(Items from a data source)
+--

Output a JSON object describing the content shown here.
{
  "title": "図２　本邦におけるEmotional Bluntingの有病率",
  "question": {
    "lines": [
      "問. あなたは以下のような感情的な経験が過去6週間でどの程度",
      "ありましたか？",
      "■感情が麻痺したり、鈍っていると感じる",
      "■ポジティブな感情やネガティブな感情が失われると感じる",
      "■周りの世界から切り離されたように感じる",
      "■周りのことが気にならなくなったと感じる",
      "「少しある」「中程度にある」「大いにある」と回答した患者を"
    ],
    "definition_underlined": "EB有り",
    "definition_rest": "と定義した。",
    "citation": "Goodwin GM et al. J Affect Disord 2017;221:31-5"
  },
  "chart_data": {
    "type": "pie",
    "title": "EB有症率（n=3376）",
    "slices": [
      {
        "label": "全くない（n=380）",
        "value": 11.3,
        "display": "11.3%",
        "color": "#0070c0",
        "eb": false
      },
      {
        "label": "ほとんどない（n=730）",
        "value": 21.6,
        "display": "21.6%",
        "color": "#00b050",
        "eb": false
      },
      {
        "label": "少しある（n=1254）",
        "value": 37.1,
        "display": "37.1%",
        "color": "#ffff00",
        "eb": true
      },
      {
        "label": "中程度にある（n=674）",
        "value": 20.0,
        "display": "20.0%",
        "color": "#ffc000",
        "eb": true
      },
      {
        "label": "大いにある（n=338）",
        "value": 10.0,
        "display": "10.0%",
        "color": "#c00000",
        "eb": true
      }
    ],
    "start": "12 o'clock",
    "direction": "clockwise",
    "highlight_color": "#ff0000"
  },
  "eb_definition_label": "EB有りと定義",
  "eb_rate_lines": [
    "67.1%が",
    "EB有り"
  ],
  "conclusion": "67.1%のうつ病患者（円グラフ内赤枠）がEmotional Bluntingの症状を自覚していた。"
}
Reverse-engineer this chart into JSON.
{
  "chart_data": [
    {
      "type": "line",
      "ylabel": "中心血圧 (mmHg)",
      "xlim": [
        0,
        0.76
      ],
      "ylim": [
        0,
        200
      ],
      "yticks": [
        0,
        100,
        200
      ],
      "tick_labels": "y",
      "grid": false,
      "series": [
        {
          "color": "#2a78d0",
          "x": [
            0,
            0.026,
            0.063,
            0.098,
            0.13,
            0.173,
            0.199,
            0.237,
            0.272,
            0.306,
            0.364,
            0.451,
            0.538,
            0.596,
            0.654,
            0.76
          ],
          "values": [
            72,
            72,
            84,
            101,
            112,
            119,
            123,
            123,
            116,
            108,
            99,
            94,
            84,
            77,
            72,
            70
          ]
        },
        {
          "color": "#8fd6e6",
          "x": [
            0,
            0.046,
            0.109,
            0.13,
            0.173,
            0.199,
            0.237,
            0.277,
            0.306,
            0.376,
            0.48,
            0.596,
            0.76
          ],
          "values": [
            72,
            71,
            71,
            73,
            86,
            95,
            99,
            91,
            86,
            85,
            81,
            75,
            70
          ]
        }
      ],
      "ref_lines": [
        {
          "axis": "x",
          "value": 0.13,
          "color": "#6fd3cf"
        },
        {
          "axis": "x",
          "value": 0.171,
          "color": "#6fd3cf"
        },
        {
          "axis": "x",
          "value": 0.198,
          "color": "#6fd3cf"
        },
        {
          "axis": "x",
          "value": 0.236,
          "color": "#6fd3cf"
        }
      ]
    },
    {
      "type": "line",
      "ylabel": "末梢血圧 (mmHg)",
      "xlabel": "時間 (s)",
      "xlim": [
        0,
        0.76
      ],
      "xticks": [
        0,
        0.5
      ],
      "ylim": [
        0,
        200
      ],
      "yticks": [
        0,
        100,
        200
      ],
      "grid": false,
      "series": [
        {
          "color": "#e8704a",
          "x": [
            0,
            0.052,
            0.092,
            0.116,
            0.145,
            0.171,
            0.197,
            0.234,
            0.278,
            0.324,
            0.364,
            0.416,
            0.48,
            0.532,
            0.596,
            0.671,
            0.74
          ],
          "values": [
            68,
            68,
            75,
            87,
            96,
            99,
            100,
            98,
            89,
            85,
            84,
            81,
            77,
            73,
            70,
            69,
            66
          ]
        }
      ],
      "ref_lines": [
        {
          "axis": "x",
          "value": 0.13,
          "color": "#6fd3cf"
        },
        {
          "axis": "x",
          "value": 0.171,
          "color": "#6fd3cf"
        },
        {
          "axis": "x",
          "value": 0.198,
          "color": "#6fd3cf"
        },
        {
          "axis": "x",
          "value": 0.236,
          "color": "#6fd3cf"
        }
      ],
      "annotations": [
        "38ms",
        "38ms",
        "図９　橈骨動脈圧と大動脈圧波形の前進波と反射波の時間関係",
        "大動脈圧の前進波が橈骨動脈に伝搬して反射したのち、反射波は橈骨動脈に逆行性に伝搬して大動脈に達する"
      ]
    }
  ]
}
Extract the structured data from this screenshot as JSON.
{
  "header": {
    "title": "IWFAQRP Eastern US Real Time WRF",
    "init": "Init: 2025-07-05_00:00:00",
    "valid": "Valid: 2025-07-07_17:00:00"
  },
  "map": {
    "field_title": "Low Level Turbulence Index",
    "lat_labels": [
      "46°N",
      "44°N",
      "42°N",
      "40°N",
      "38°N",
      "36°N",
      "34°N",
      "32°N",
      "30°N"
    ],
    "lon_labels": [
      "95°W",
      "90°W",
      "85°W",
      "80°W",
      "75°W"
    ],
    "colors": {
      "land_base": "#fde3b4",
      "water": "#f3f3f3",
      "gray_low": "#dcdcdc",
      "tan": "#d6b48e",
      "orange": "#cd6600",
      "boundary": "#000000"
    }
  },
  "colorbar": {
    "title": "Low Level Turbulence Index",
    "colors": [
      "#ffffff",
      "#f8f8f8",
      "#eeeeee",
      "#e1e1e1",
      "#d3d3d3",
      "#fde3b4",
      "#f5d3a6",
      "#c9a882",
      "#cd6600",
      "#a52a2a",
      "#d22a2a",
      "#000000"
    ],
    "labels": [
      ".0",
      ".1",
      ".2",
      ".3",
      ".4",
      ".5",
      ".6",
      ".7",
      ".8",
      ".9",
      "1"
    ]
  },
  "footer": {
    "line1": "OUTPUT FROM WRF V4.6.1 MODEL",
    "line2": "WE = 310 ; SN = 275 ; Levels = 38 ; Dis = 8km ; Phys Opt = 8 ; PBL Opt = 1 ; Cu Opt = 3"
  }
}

+--

* Given request
Gather every line containing the word "大いにある" and copy it.

* Response
      "「少しある」「中程度にある」「大いにある」と回答した患者を"
        "label": "大いにある（n=338）",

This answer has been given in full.